| RAW RECORDS |

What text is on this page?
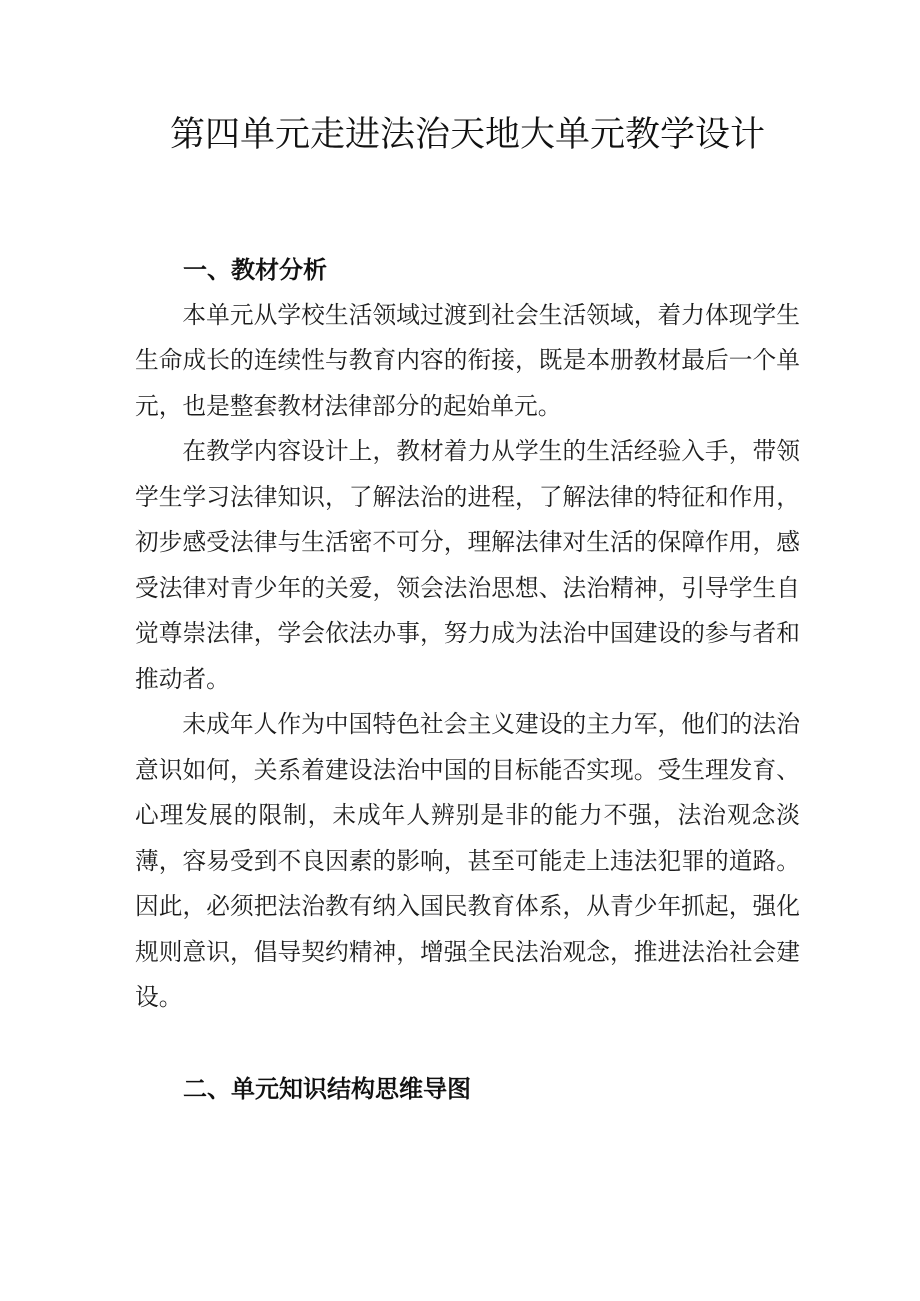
第四单元走进法治天地大单元教学设计
一、教材分析

本单元从学校生活领域过渡到社会生活领域，着力体现学生生命成长的连续性与教育内容的衔接，既是本册教材最后一个单元，也是整套教材法律部分的起始单元。

在教学内容设计上，教材着力从学生的生活经验入手，带领学生学习法律知识，了解法治的进程，了解法律的特征和作用，初步感受法律与生活密不可分，理解法律对生活的保障作用，感受法律对青少年的关爱，领会法治思想、法治精神，引导学生自觉尊崇法律，学会依法办事，努力成为法治中国建设的参与者和推动者。

未成年人作为中国特色社会主义建设的主力军，他们的法治意识如何，关系着建设法治中国的目标能否实现。受生理发育、心理发展的限制，未成年人辨别是非的能力不强，法治观念淡薄，容易受到不良因素的影响，甚至可能走上违法犯罪的道路。因此，必须把法治教有纳入国民教育体系，从青少年抓起，强化规则意识，倡导契约精神，增强全民法治观念，推进法治社会建设。

二、单元知识结构思维导图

| WHAT IS REQUIRED |
Retype the records exactly. Any image in them should not appear in what you write.

| RESULT FOR THIS TASK |
What text is on this page?
第四单元走进法治天地大单元教学设计
一、教材分析

本单元从学校生活领域过渡到社会生活领域，着力体现学生生命成长的连续性与教育内容的衔接，既是本册教材最后一个单元，也是整套教材法律部分的起始单元。

在教学内容设计上，教材着力从学生的生活经验入手，带领学生学习法律知识，了解法治的进程，了解法律的特征和作用，初步感受法律与生活密不可分，理解法律对生活的保障作用，感受法律对青少年的关爱，领会法治思想、法治精神，引导学生自觉尊崇法律，学会依法办事，努力成为法治中国建设的参与者和推动者。

未成年人作为中国特色社会主义建设的主力军，他们的法治意识如何，关系着建设法治中国的目标能否实现。受生理发育、心理发展的限制，未成年人辨别是非的能力不强，法治观念淡薄，容易受到不良因素的影响，甚至可能走上违法犯罪的道路。因此，必须把法治教有纳入国民教育体系，从青少年抓起，强化规则意识，倡导契约精神，增强全民法治观念，推进法治社会建设。

二、单元知识结构思维导图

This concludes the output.